▶ _What you are asked to do_: Give the number of lines containing the word "this", and nothing else.

▶ _Given data_:
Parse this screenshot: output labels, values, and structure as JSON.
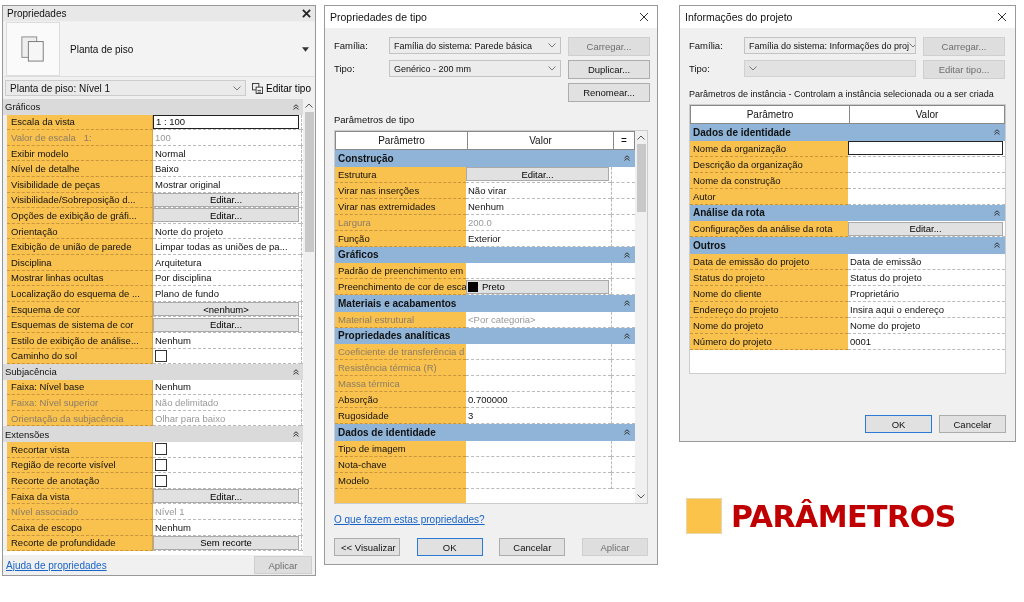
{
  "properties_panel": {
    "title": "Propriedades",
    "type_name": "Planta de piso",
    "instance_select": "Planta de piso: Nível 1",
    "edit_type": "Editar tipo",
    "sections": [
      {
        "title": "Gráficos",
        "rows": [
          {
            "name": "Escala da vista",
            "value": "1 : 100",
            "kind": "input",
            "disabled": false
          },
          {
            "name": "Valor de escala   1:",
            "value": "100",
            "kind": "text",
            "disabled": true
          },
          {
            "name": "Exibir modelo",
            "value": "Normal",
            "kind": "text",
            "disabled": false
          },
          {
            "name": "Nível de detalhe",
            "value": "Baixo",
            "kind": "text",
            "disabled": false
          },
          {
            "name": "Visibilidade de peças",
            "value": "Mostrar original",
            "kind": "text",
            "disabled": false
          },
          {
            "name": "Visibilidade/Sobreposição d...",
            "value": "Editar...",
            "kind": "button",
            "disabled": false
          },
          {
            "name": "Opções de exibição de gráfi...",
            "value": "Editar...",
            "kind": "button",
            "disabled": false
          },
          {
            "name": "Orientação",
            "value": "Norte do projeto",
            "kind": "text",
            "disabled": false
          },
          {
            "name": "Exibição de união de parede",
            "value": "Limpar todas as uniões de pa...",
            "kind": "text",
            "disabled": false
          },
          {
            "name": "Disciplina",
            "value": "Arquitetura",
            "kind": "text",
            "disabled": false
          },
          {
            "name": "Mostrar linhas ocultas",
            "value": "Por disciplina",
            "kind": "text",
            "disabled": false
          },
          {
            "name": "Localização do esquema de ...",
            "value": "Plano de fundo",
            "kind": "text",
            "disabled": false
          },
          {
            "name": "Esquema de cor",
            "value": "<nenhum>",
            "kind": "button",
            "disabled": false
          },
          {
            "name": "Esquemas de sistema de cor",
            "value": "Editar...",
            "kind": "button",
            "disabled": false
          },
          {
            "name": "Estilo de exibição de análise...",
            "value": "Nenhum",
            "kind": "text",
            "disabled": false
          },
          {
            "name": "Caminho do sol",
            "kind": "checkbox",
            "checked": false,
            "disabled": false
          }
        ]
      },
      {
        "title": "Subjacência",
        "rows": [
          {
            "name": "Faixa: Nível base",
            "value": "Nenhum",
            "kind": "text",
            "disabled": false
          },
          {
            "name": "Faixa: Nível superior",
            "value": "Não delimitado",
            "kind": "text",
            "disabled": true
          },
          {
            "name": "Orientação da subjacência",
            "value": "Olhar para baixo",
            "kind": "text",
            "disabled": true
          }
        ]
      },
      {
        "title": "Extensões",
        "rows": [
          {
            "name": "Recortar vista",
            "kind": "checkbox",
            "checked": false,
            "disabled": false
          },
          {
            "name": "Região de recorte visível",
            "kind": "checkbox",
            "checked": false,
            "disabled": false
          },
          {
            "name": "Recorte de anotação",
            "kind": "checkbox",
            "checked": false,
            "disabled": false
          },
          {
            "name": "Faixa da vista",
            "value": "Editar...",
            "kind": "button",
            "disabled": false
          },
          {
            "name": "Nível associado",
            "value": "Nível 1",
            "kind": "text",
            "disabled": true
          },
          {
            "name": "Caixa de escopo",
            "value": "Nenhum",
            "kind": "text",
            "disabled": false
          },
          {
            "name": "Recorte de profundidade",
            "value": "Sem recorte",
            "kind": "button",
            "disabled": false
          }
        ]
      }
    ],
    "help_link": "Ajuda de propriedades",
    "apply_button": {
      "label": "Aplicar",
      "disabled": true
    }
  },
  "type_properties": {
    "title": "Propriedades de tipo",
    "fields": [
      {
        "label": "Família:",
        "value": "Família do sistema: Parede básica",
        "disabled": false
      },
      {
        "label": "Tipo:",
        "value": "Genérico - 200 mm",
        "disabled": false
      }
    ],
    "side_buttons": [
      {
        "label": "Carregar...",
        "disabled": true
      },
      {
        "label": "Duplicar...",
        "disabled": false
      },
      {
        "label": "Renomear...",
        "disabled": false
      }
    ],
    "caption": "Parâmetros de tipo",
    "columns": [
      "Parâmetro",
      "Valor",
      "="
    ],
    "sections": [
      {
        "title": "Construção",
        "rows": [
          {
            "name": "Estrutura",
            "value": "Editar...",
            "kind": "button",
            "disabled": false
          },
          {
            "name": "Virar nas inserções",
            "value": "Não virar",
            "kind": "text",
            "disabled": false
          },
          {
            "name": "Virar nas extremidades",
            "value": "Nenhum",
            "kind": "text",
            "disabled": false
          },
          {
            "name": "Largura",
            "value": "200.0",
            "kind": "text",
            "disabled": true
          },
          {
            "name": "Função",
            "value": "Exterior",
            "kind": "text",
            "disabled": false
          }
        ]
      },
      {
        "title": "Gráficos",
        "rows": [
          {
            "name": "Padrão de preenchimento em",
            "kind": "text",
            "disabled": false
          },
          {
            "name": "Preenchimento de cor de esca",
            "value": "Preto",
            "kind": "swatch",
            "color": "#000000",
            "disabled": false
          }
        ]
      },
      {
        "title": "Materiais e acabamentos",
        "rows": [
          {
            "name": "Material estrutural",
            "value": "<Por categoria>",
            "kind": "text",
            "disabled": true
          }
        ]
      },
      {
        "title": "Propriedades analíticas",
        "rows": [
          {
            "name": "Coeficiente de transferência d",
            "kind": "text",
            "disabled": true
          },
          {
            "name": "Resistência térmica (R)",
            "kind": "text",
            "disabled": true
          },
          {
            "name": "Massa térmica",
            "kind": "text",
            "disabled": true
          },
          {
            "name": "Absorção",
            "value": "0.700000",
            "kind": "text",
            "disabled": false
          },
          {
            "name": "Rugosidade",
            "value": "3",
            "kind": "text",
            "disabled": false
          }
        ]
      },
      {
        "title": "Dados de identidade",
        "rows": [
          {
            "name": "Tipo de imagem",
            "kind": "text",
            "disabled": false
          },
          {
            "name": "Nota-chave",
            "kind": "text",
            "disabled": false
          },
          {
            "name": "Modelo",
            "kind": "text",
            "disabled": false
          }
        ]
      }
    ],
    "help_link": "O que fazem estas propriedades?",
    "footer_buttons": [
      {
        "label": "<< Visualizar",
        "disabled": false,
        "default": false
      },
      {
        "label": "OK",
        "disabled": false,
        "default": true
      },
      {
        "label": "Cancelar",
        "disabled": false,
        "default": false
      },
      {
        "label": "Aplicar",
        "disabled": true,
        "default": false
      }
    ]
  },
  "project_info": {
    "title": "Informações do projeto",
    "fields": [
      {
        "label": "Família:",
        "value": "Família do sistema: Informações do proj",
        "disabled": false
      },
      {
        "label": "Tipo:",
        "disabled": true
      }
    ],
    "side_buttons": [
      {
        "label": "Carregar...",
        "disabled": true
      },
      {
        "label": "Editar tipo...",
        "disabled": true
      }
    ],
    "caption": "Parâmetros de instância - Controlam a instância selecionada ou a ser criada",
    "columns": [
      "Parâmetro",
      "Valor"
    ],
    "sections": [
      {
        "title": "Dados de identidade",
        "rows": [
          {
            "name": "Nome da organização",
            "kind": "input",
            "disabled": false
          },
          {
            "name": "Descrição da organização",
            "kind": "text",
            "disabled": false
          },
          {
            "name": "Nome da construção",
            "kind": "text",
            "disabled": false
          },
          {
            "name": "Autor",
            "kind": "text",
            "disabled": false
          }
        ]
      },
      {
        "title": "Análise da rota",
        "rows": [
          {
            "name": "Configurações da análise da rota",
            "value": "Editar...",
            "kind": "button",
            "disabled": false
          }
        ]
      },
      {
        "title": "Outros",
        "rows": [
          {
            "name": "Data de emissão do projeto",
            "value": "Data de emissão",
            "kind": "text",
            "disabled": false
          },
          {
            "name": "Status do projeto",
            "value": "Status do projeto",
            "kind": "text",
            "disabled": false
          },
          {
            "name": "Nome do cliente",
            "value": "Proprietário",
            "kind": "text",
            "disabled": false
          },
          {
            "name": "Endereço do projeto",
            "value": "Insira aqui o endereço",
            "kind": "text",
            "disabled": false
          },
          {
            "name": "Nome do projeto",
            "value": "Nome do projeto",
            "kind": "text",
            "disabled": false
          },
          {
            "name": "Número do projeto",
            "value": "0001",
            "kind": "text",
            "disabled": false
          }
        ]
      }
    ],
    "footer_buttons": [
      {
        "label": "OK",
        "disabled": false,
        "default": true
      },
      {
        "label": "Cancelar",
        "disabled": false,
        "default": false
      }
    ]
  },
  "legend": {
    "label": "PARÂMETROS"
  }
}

* * *

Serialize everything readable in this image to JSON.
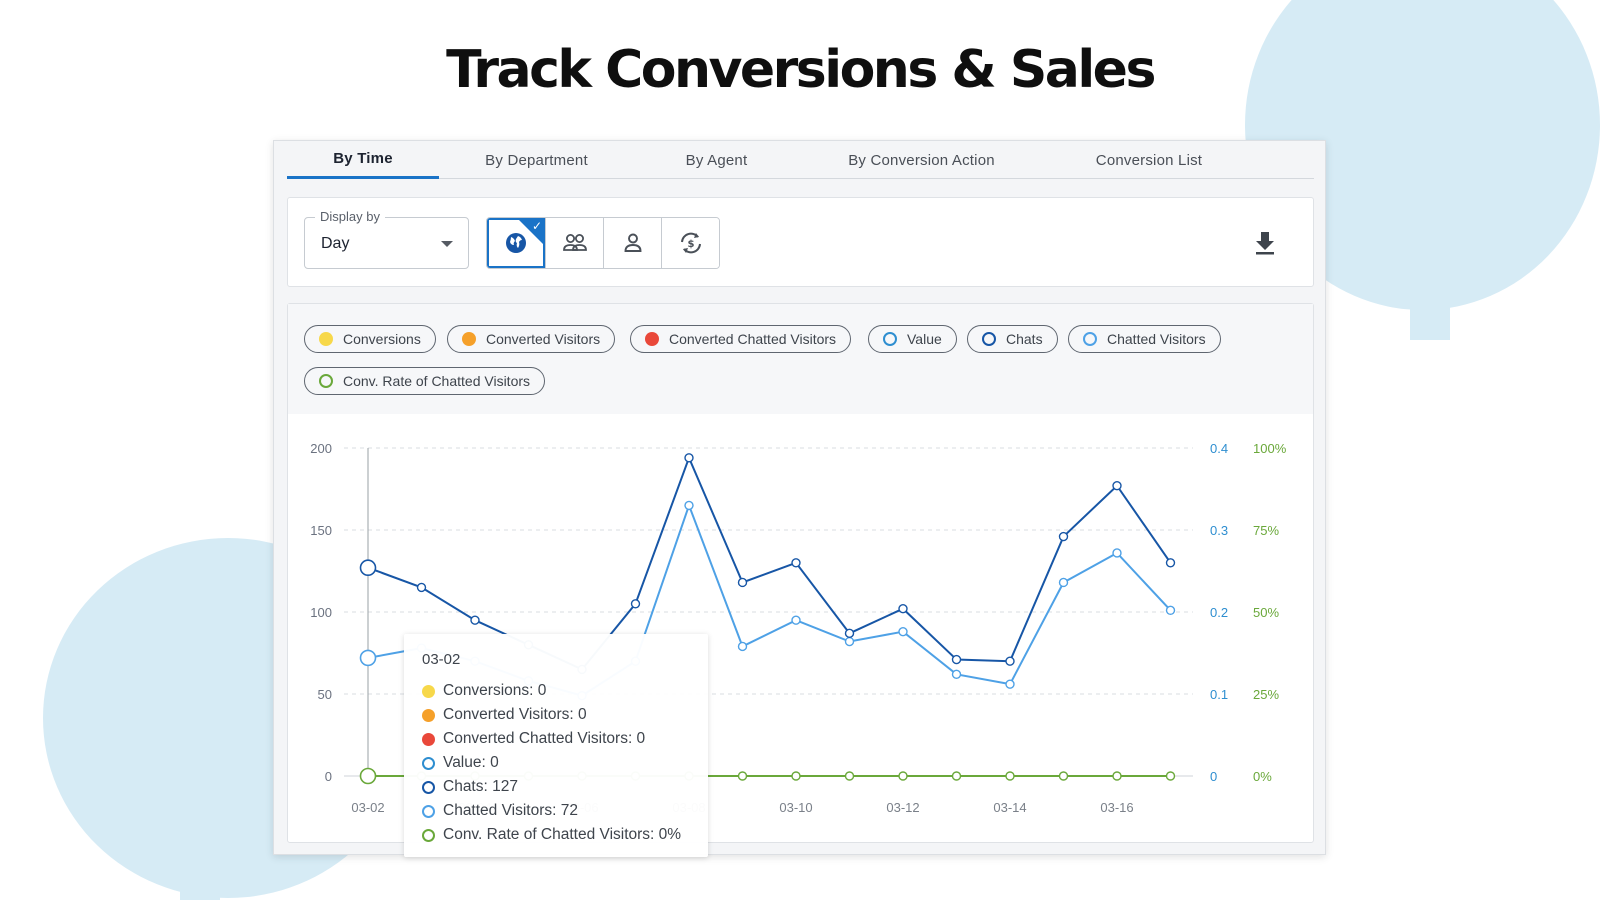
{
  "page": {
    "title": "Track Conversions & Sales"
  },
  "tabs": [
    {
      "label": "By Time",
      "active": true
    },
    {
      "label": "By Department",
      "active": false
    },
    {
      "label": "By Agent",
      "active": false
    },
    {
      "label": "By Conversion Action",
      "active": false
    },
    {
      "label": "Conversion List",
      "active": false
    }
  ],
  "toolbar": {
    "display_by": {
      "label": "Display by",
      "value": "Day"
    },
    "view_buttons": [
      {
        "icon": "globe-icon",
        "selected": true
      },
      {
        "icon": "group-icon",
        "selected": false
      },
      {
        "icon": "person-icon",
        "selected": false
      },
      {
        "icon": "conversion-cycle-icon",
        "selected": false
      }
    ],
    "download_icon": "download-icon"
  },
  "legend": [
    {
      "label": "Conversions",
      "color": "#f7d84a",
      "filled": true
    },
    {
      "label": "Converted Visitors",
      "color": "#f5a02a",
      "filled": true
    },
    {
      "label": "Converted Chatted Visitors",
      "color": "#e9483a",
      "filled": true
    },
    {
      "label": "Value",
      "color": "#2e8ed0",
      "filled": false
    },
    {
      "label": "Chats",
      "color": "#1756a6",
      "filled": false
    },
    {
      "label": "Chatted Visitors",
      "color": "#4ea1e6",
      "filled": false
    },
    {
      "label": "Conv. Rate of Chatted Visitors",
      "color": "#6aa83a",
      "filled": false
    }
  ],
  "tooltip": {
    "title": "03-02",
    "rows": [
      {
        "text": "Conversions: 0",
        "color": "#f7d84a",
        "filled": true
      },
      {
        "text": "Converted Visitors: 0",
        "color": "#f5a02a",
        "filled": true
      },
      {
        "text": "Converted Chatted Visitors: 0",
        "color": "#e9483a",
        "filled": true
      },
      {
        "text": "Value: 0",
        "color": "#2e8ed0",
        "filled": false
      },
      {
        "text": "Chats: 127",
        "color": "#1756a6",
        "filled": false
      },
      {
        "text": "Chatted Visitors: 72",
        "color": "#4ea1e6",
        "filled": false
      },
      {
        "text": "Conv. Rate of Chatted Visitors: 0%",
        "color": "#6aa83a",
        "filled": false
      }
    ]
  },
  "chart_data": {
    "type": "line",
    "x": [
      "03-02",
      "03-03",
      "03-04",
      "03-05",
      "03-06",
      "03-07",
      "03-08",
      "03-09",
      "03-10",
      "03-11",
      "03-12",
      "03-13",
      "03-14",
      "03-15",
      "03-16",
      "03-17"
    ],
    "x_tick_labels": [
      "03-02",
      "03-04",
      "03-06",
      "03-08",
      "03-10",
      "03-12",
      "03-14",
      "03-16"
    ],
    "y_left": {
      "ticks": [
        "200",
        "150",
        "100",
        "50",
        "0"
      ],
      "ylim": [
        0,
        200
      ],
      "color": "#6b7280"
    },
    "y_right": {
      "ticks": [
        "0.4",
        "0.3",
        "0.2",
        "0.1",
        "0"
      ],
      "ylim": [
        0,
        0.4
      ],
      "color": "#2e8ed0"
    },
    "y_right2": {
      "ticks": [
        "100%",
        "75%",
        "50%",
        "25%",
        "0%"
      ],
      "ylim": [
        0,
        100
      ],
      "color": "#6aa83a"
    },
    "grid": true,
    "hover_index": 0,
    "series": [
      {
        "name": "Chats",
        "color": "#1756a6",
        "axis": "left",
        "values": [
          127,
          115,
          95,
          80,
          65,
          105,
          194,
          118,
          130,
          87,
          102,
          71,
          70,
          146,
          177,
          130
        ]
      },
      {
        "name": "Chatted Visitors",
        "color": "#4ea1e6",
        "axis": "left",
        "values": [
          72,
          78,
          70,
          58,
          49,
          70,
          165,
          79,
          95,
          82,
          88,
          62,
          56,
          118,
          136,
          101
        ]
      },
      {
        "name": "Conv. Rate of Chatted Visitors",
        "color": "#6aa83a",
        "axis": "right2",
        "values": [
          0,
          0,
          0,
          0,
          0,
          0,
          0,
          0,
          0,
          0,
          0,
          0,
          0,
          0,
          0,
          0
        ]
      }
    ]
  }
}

▶ _Right answer_: 2